(Records excerpted from a collection)

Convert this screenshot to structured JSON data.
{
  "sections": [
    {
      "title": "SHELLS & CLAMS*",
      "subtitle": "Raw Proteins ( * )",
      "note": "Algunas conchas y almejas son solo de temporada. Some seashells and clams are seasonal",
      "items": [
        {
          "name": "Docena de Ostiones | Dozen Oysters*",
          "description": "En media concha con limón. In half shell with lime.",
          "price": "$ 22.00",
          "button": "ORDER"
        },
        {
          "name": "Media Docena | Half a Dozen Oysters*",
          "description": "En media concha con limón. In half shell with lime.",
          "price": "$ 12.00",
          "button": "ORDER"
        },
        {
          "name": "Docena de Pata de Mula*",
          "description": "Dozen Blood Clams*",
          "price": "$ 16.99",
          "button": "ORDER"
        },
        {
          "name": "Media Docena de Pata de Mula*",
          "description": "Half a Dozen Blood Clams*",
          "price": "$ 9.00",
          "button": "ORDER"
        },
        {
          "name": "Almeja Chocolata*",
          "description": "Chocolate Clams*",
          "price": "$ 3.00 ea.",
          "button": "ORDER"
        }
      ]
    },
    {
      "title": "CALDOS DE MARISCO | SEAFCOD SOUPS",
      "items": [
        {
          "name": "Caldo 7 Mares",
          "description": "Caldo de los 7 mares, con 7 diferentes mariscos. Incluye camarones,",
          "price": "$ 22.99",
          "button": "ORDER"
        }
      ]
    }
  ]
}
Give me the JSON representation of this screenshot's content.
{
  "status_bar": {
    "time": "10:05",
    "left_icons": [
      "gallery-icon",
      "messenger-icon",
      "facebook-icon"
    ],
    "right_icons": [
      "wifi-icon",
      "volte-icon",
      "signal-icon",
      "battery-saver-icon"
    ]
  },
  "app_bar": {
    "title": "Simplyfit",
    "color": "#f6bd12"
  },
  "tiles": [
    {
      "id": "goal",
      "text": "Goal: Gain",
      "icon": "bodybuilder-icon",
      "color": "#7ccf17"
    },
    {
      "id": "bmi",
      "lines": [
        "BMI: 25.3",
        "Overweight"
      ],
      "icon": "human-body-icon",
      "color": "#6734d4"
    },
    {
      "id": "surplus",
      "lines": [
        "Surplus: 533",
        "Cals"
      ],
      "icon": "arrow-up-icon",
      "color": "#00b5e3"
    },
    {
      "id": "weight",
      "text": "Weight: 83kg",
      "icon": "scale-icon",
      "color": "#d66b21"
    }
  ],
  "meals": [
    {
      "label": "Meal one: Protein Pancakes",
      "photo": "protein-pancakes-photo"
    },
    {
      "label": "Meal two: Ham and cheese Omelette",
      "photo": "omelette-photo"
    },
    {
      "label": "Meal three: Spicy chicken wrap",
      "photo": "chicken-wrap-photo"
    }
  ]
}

**What is required:** Identify each line in the records above containing the word "name"; copy those lines.

**Task answer:**
          "name": "Docena de Ostiones | Dozen Oysters*",
          "name": "Media Docena | Half a Dozen Oysters*",
          "name": "Docena de Pata de Mula*",
          "name": "Media Docena de Pata de Mula*",
          "name": "Almeja Chocolata*",
          "name": "Caldo 7 Mares",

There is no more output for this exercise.